Dataset records:
- - - - - - -

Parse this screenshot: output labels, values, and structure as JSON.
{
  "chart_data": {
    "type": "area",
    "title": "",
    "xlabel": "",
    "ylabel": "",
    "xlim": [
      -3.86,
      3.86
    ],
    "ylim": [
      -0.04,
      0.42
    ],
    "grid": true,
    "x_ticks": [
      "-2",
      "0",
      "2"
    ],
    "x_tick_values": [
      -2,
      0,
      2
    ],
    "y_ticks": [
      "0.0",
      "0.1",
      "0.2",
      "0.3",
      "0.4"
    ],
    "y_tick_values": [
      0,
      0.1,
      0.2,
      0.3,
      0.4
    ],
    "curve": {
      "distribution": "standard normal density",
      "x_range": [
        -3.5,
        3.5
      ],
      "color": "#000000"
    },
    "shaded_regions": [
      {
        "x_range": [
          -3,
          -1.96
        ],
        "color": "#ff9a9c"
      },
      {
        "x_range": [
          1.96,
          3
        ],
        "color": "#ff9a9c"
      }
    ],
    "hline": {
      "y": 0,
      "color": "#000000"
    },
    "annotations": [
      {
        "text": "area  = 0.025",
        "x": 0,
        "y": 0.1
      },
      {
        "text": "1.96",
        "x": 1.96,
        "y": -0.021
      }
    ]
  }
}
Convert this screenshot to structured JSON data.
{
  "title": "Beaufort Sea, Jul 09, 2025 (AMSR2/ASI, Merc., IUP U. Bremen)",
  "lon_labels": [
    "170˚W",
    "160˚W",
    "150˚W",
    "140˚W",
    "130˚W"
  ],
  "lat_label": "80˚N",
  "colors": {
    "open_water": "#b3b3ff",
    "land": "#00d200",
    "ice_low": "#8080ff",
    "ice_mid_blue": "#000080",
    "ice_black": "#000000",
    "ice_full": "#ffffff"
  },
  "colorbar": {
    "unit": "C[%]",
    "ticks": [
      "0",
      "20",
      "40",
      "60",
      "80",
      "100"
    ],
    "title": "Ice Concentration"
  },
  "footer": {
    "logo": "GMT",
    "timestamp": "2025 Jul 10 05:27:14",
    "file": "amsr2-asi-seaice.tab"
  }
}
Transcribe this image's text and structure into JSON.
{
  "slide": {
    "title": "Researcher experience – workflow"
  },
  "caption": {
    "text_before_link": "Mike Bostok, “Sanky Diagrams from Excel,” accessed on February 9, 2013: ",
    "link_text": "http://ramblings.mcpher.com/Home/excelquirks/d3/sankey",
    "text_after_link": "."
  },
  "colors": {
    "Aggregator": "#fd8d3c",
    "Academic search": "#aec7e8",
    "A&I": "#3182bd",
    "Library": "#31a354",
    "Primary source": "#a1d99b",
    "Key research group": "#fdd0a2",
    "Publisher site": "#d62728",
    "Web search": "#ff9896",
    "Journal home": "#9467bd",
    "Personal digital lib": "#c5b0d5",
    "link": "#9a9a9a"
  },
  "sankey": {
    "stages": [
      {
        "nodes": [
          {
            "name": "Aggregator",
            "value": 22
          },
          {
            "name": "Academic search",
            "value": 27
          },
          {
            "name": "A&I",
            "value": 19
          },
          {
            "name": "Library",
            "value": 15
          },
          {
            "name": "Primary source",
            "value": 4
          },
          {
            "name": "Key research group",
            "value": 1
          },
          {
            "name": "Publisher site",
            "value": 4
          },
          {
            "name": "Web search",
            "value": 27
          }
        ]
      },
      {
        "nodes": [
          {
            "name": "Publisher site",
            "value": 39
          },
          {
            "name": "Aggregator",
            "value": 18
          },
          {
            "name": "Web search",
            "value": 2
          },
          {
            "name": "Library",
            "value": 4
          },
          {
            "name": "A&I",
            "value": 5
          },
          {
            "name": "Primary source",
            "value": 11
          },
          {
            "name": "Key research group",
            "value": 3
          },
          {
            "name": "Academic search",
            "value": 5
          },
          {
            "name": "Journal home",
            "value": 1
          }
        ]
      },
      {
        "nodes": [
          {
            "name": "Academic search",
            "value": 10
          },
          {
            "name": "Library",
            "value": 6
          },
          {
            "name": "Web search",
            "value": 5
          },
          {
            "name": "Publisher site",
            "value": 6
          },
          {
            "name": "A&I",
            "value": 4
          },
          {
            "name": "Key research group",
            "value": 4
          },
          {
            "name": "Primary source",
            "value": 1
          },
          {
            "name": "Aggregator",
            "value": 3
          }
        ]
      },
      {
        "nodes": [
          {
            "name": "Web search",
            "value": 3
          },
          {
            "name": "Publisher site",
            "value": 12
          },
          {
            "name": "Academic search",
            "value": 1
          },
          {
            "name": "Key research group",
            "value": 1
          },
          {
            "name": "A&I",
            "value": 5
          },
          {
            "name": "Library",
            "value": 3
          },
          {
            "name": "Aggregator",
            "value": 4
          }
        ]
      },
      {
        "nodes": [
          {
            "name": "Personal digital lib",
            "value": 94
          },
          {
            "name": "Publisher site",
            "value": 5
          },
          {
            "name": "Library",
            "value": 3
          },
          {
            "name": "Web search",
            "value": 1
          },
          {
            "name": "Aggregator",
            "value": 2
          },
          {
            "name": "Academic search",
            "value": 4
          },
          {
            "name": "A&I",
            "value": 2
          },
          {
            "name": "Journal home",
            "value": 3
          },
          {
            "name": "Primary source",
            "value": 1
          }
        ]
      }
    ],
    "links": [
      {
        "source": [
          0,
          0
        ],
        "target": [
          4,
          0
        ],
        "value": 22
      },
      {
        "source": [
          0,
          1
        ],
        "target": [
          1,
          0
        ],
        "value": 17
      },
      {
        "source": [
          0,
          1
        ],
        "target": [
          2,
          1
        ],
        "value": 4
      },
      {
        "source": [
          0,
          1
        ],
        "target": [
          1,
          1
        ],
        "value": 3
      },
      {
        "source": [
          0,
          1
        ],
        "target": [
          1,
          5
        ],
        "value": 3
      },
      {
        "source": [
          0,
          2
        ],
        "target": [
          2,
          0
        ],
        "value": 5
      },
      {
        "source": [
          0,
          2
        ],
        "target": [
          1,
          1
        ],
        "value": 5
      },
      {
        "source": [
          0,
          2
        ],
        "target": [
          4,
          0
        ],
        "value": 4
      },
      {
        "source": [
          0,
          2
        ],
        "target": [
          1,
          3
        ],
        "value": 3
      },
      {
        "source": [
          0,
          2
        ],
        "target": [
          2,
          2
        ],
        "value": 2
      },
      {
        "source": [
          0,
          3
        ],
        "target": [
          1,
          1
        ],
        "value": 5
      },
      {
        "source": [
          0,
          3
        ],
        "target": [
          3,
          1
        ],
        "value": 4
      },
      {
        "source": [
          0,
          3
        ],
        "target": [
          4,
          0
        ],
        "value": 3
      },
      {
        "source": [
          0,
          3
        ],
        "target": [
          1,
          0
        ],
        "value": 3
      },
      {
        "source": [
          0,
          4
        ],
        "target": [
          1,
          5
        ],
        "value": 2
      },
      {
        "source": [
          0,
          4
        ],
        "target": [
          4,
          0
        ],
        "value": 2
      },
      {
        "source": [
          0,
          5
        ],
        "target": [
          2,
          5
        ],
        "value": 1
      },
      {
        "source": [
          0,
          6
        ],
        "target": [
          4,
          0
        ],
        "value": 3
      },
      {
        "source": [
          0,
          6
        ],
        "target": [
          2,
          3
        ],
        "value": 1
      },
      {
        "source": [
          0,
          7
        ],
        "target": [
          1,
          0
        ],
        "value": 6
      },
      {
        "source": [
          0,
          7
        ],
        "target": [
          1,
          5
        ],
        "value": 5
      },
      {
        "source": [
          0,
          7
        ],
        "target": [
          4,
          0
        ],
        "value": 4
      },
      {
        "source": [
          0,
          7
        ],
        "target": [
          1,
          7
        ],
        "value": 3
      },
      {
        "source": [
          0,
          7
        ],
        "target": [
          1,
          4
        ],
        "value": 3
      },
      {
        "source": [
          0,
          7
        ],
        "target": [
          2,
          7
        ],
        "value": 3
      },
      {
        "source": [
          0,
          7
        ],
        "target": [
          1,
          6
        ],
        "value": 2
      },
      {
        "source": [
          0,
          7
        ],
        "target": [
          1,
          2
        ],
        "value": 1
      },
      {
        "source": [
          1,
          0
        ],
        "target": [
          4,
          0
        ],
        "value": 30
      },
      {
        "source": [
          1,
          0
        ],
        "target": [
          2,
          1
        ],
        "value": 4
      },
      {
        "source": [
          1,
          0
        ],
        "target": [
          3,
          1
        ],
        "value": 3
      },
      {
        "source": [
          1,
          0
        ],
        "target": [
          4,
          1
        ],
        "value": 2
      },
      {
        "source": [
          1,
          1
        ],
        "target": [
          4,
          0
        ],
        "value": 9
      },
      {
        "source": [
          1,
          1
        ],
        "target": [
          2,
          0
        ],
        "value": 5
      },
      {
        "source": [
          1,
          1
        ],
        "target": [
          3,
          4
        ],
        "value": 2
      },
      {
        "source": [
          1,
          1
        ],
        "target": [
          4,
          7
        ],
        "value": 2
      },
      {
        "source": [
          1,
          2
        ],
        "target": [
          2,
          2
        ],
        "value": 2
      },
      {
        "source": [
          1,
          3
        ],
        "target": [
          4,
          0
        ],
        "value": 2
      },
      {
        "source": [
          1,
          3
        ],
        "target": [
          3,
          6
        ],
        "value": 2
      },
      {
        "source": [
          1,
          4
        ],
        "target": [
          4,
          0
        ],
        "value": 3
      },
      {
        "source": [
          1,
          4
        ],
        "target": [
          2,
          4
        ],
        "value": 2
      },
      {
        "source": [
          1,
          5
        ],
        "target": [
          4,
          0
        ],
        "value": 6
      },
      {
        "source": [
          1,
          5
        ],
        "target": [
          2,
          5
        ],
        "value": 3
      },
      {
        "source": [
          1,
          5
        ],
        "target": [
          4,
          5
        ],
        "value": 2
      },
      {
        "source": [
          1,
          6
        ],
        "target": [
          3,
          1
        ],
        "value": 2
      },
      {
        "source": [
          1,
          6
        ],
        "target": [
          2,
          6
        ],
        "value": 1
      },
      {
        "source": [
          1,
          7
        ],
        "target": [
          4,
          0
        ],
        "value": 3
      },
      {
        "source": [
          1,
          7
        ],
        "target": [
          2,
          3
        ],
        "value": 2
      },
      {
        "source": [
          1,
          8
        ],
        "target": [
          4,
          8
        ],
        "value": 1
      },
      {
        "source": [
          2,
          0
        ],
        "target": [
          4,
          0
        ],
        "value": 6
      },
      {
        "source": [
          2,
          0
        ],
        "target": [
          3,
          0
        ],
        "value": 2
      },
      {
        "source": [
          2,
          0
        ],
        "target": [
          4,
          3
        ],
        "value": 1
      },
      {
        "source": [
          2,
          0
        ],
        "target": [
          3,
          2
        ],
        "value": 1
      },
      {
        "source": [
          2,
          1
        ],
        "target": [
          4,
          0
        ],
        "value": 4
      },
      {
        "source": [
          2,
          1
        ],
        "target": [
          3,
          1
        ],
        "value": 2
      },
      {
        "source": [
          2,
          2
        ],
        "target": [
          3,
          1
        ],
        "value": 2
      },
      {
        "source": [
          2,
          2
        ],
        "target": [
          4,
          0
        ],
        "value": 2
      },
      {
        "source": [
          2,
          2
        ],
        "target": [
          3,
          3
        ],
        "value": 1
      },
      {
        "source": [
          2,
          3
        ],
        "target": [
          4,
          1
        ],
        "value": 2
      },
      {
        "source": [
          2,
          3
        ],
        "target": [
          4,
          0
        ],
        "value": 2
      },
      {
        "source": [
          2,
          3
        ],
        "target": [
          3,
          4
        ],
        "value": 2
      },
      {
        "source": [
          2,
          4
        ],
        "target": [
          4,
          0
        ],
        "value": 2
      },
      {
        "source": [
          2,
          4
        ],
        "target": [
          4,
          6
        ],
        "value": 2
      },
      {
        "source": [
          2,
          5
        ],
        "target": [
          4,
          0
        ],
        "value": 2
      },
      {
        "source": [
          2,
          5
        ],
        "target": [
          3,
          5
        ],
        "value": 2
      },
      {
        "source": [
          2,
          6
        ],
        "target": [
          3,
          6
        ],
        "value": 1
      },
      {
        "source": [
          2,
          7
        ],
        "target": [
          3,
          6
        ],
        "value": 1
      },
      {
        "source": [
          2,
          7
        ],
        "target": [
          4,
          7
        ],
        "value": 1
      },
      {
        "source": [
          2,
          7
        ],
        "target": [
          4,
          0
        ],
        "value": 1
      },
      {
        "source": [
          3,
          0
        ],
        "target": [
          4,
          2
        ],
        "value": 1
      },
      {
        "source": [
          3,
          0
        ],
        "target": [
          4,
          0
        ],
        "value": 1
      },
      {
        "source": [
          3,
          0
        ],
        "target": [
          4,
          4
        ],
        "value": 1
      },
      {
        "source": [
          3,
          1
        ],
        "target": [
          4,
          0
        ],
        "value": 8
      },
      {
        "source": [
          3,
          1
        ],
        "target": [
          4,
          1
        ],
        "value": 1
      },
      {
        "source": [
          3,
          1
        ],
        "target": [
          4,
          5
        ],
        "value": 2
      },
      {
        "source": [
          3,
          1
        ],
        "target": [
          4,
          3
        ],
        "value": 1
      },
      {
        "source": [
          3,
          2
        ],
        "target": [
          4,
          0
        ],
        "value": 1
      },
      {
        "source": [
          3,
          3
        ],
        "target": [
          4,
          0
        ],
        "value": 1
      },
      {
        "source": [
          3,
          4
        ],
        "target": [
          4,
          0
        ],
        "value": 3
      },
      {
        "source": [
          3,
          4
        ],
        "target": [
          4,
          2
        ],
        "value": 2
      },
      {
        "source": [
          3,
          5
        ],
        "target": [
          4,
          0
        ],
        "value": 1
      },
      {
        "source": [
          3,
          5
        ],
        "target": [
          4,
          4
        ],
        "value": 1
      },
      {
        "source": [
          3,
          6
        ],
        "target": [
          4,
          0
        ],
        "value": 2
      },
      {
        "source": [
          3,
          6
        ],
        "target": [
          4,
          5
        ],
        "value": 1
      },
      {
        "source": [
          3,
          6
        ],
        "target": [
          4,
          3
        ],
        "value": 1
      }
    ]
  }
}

- - - - - - -

Extract, from the material above, each line holding the word "this".

Parse this screenshot: output labels, values, and structure as JSON.
Convert this screenshot to structured JSON data.
Transcribe this image's text and structure into JSON.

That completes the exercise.